▶ Material to process:

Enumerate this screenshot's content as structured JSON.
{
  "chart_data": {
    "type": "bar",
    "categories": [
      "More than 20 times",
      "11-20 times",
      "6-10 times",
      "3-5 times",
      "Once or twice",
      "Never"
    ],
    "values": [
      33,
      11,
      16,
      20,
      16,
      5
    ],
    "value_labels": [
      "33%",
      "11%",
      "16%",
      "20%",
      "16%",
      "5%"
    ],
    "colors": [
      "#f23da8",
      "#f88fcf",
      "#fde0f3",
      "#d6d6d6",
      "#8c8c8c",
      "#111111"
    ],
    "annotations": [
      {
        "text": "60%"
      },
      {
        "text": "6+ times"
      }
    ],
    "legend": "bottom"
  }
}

▶ Stated problem: Transcribe the data above in full, exactly.

▶ Solution for this task:
Enumerate this screenshot's content as structured JSON.
{
  "chart_data": {
    "type": "bar",
    "categories": [
      "More than 20 times",
      "11-20 times",
      "6-10 times",
      "3-5 times",
      "Once or twice",
      "Never"
    ],
    "values": [
      33,
      11,
      16,
      20,
      16,
      5
    ],
    "value_labels": [
      "33%",
      "11%",
      "16%",
      "20%",
      "16%",
      "5%"
    ],
    "colors": [
      "#f23da8",
      "#f88fcf",
      "#fde0f3",
      "#d6d6d6",
      "#8c8c8c",
      "#111111"
    ],
    "annotations": [
      {
        "text": "60%"
      },
      {
        "text": "6+ times"
      }
    ],
    "legend": "bottom"
  }
}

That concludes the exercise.